## KUTIPAN TERPILIH
━━━━━━━━━━
Maka dari itu tidak selayaknya lagi  bagi seorang muslim mengangkat seorang pemimpin  kafir, sementara ia mengenyampingkan orang yang mu'min, dengan keyakinan bahwa hanya si kafirlah yang terbaik, maka dari pandangan aqidah ia telah gugur keislaman dan ke-Imanannya.
Coba hayati khotbah pada awal kekhalifaan Abu Bakar Asshiddiq Ra, disaat beliau pertama kali menghadapi kaum muslimin sa'at itu, beliau menyampaikan kepada mereka iqrar dan janji beliau, "Wahai Kaum Muslimin, kini aku telah diangkat menjadi pemimpin kalian, akan tetapi hal itu tidaklah berarti bahwa aku orang yang terbaik di antara kalian semua. Oleh sebab itu bila aku benar, dukung dan bantulah aku, dan bila aku salah, luruskan dan peringatkan aku..! Ingatlah...! orang-orang yang lemah diantara kalian adalah kuat di hadapanku hingga aku serahkan segala hak kepadanya. Dan, orang-orang yang kuat diantara kalian adalah lemah dihadapanku hingga aku ambil yang bukan hak daripadanya. Maka taatilah aku selama aku mentaati Allah Swt dan Rasul-Nya. Dan bila aku tidak taat, maka tidak ada kewajiban bagi kalian semua untuk mentaatiku".
━━━━━━━━━━
## INSTRUKSI TUGAS
Tuliskan kembali tanpa perubahan bagian kutipan terpilih di atas, mulai dari "Maka dari itu" terus ke bawah hingga "keislaman dan ke-Imanannya.".
━━━━━━━━━━
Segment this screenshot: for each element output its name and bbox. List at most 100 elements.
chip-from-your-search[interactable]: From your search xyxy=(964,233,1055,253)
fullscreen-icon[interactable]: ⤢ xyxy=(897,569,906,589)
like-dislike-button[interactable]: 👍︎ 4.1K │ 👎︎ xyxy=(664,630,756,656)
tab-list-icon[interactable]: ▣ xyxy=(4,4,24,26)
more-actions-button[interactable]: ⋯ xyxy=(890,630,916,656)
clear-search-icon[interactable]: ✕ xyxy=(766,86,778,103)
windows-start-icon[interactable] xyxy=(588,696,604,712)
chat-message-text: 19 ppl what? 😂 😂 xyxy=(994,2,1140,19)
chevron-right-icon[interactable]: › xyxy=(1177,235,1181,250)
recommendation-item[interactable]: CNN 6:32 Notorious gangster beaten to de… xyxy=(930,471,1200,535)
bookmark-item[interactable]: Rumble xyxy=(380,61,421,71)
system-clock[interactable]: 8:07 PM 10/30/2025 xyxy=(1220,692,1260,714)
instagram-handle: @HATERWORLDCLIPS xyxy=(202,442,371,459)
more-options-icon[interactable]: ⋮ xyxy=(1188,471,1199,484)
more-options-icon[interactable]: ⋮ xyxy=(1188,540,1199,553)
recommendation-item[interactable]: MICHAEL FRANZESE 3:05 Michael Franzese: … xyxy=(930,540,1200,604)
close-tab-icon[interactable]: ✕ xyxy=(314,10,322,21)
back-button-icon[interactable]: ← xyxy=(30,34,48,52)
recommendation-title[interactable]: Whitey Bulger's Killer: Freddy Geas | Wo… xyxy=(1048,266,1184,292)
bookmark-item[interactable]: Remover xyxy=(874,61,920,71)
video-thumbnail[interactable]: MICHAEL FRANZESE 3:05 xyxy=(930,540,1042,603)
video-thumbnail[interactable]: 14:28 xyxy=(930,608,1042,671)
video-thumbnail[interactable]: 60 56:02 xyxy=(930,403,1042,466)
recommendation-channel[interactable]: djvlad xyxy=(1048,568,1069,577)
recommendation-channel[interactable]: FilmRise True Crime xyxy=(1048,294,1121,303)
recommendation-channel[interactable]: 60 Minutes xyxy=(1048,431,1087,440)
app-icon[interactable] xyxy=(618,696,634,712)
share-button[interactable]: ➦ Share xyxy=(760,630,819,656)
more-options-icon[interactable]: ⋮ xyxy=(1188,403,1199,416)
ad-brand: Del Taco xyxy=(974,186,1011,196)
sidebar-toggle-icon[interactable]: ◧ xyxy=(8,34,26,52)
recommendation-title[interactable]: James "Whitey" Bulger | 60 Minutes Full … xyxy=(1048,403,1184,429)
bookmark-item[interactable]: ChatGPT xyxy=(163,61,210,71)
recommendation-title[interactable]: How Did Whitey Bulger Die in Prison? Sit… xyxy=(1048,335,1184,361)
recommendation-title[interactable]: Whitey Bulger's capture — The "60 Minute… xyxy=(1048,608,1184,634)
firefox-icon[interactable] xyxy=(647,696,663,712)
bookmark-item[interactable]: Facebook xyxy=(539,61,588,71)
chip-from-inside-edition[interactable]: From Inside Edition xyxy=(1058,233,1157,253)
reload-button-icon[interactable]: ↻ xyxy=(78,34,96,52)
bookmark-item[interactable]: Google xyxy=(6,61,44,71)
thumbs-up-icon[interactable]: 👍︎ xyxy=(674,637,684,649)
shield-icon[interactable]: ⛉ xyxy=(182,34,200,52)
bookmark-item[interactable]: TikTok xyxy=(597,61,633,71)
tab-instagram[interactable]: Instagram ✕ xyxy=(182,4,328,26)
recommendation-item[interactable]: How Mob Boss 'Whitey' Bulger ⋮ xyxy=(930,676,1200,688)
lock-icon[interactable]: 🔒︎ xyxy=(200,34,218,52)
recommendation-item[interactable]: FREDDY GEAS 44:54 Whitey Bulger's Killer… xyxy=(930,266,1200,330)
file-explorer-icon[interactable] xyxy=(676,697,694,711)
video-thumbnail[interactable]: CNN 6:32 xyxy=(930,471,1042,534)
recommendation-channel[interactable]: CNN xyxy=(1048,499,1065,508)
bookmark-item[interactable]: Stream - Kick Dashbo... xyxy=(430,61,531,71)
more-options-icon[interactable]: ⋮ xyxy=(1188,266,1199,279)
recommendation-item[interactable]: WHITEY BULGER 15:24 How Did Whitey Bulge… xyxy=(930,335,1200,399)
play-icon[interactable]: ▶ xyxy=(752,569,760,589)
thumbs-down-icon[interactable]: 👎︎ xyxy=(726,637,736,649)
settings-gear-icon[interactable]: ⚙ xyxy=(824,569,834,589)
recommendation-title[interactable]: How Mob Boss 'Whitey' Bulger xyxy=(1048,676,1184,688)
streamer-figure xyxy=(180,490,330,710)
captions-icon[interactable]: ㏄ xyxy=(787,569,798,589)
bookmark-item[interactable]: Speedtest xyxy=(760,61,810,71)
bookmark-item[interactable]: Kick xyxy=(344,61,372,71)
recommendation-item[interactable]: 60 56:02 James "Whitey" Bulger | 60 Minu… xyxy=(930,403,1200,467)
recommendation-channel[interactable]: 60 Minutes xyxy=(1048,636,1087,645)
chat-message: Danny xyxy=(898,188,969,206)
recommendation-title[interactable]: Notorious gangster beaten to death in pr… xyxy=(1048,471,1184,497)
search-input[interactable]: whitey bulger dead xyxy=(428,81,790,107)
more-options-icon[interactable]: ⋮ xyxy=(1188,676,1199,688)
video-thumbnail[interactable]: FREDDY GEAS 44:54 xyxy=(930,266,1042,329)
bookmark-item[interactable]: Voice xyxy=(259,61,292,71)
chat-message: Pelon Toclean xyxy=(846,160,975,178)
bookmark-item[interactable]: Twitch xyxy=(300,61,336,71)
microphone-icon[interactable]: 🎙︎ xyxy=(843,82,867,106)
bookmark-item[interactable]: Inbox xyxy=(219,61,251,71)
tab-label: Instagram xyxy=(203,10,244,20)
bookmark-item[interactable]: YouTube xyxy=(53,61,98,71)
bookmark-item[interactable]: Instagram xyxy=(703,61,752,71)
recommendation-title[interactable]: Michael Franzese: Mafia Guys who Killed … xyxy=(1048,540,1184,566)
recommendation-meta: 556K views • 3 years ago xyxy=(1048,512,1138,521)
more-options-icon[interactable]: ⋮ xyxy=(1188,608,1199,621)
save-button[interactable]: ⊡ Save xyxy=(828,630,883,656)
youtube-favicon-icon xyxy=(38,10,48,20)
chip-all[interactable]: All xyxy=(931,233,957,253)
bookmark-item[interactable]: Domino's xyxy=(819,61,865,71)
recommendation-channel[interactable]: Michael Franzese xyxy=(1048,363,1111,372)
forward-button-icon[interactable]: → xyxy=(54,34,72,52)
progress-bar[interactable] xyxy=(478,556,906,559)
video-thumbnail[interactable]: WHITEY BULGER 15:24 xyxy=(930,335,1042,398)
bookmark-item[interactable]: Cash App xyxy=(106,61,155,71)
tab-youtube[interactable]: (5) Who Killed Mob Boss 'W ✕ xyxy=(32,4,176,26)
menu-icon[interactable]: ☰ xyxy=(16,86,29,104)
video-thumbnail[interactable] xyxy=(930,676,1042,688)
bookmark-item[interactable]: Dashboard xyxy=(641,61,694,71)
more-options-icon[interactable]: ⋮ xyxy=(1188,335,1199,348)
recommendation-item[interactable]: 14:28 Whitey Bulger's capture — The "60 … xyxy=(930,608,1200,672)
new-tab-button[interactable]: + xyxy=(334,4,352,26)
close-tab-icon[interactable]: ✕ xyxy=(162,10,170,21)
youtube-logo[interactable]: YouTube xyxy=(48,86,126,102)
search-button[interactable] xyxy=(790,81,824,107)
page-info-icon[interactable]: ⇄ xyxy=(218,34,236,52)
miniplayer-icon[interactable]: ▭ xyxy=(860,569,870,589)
━━━━━━━━━━
## PENYELESAIAN
Maka dari itu tidak selayaknya lagi  bagi seorang muslim mengangkat seorang pemimpin  kafir, sementara ia mengenyampingkan orang yang mu'min, dengan keyakinan bahwa hanya si kafirlah yang terbaik, maka dari pandangan aqidah ia telah gugur keislaman dan ke-Imanannya.